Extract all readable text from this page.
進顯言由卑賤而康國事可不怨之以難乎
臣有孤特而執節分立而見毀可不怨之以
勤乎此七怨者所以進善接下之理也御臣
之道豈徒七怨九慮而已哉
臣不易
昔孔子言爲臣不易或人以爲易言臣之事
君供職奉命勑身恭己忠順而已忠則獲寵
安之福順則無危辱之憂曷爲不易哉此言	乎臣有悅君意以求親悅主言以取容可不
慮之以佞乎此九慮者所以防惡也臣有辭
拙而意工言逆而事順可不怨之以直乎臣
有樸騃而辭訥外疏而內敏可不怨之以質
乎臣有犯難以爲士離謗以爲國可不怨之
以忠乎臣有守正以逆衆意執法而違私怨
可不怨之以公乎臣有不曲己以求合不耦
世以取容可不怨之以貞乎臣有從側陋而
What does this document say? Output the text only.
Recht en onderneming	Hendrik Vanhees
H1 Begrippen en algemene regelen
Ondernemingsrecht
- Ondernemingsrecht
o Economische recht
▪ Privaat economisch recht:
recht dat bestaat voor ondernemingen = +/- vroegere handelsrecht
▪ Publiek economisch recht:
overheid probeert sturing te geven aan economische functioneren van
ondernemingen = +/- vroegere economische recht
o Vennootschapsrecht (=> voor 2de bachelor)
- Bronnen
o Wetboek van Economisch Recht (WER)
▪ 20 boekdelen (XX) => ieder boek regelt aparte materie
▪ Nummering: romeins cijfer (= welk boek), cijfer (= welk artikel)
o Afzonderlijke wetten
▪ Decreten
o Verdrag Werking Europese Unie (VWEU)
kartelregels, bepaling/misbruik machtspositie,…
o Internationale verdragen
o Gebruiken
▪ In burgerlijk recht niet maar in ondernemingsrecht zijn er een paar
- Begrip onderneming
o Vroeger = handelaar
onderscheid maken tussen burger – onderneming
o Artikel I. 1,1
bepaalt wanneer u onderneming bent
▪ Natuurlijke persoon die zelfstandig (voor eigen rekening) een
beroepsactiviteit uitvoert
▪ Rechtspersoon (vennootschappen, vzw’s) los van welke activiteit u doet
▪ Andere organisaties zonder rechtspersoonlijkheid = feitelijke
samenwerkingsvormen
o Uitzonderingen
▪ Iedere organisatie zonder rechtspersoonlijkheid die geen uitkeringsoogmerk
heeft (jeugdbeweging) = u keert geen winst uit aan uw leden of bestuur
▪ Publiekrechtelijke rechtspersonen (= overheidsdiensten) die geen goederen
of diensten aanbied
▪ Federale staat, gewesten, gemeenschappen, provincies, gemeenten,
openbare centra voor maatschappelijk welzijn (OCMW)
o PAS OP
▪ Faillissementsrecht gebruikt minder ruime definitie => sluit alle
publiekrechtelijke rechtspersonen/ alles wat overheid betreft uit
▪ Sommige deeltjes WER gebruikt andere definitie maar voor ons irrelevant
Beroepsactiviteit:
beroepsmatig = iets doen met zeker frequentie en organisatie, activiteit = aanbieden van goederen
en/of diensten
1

> Goal
Of the lines in the material above, state how many contain the string "rechtspersonen"; give no other text.

> Written reply
2